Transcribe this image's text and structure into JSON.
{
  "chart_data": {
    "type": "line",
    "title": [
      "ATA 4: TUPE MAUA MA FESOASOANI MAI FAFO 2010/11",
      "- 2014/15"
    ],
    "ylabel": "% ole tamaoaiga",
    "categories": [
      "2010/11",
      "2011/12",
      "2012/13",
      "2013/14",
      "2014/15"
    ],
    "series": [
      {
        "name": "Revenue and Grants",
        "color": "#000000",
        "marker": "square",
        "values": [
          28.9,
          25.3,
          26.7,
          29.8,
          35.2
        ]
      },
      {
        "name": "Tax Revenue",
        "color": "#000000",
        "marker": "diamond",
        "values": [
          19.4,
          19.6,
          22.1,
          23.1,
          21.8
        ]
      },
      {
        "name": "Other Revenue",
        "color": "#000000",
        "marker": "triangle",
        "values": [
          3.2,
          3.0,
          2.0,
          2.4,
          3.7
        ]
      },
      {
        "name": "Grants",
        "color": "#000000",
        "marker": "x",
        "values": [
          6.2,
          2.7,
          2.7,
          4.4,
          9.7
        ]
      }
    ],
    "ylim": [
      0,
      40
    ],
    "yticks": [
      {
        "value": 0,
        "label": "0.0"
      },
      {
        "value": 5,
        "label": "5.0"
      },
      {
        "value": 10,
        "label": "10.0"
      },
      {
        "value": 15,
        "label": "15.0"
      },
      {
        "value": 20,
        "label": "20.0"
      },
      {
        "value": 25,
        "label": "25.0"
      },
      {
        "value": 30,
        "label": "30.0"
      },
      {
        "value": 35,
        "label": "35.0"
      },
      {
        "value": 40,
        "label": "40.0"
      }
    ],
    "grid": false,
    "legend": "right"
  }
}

########################################

Exercise requirements:
Give the count of lines in the listing above that include "Revenue", with no other words.

Answer:
3